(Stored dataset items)

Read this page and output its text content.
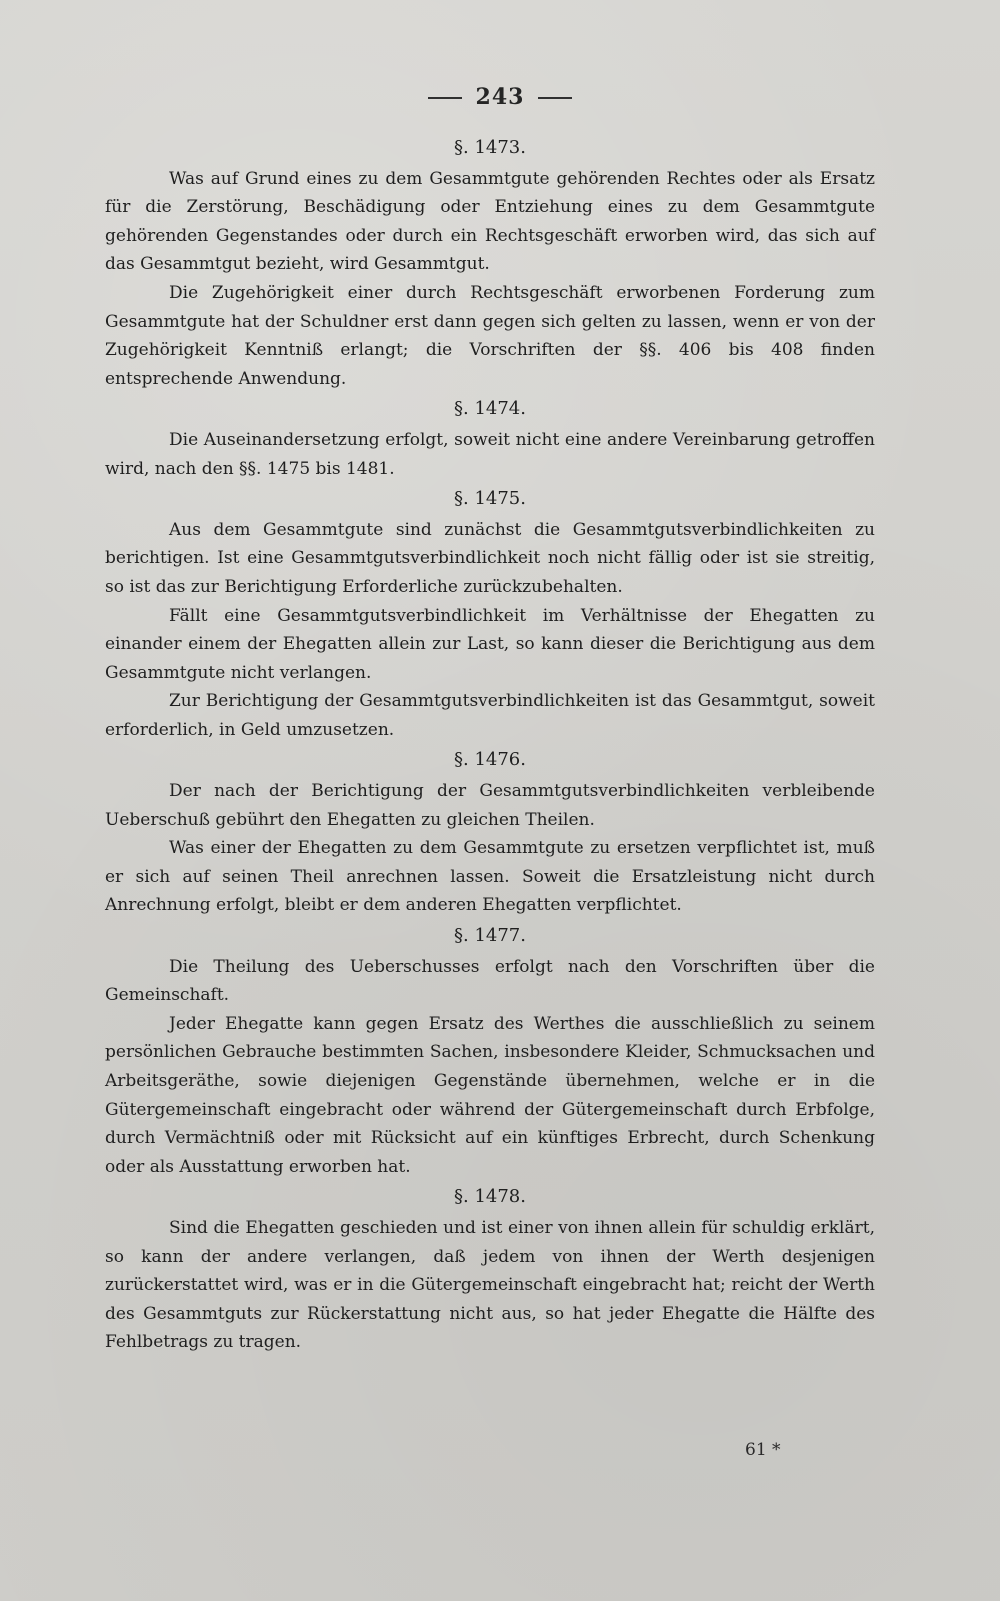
243
§. 1473.

Was auf Grund eines zu dem Gesammtgute gehörenden Rechtes oder als Ersatz für die Zerstörung, Beschädigung oder Entziehung eines zu dem Gesammtgute gehörenden Gegenstandes oder durch ein Rechtsgeschäft erworben wird, das sich auf das Gesammtgut bezieht, wird Gesammtgut.

Die Zugehörigkeit einer durch Rechtsgeschäft erworbenen Forderung zum Gesammtgute hat der Schuldner erst dann gegen sich gelten zu lassen, wenn er von der Zugehörigkeit Kenntniß erlangt; die Vorschriften der §§. 406 bis 408 finden entsprechende Anwendung.

§. 1474.

Die Auseinandersetzung erfolgt, soweit nicht eine andere Vereinbarung getroffen wird, nach den §§. 1475 bis 1481.

§. 1475.

Aus dem Gesammtgute sind zunächst die Gesammtgutsverbindlichkeiten zu berichtigen. Ist eine Gesammtgutsverbindlichkeit noch nicht fällig oder ist sie streitig, so ist das zur Berichtigung Erforderliche zurückzubehalten.

Fällt eine Gesammtgutsverbindlichkeit im Verhältnisse der Ehegatten zu einander einem der Ehegatten allein zur Last, so kann dieser die Berichtigung aus dem Gesammtgute nicht verlangen.

Zur Berichtigung der Gesammtgutsverbindlichkeiten ist das Gesammtgut, soweit erforderlich, in Geld umzusetzen.

§. 1476.

Der nach der Berichtigung der Gesammtgutsverbindlichkeiten verbleibende Ueberschuß gebührt den Ehegatten zu gleichen Theilen.

Was einer der Ehegatten zu dem Gesammtgute zu ersetzen verpflichtet ist, muß er sich auf seinen Theil anrechnen lassen. Soweit die Ersatzleistung nicht durch Anrechnung erfolgt, bleibt er dem anderen Ehegatten verpflichtet.

§. 1477.

Die Theilung des Ueberschusses erfolgt nach den Vorschriften über die Gemeinschaft.

Jeder Ehegatte kann gegen Ersatz des Werthes die ausschließlich zu seinem persönlichen Gebrauche bestimmten Sachen, insbesondere Kleider, Schmucksachen und Arbeitsgeräthe, sowie diejenigen Gegenstände übernehmen, welche er in die Gütergemeinschaft eingebracht oder während der Gütergemeinschaft durch Erbfolge, durch Vermächtniß oder mit Rücksicht auf ein künftiges Erbrecht, durch Schenkung oder als Ausstattung erworben hat.

§. 1478.

Sind die Ehegatten geschieden und ist einer von ihnen allein für schuldig erklärt, so kann der andere verlangen, daß jedem von ihnen der Werth desjenigen zurückerstattet wird, was er in die Gütergemeinschaft eingebracht hat; reicht der Werth des Gesammtguts zur Rückerstattung nicht aus, so hat jeder Ehegatte die Hälfte des Fehlbetrags zu tragen.

61 *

YOUR TASK
All lines in the data that contain the word "erfolgt" should be copied.

EXERCISE RESPONSE
Die Auseinandersetzung erfolgt, soweit nicht eine andere Vereinbarung getroffen wird, nach den §§. 1475 bis 1481.
Was einer der Ehegatten zu dem Gesammtgute zu ersetzen verpflichtet ist, muß er sich auf seinen Theil anrechnen lassen. Soweit die Ersatzleistung nicht durch Anrechnung erfolgt, bleibt er dem anderen Ehegatten verpflichtet.
Die Theilung des Ueberschusses erfolgt nach den Vorschriften über die Gemeinschaft.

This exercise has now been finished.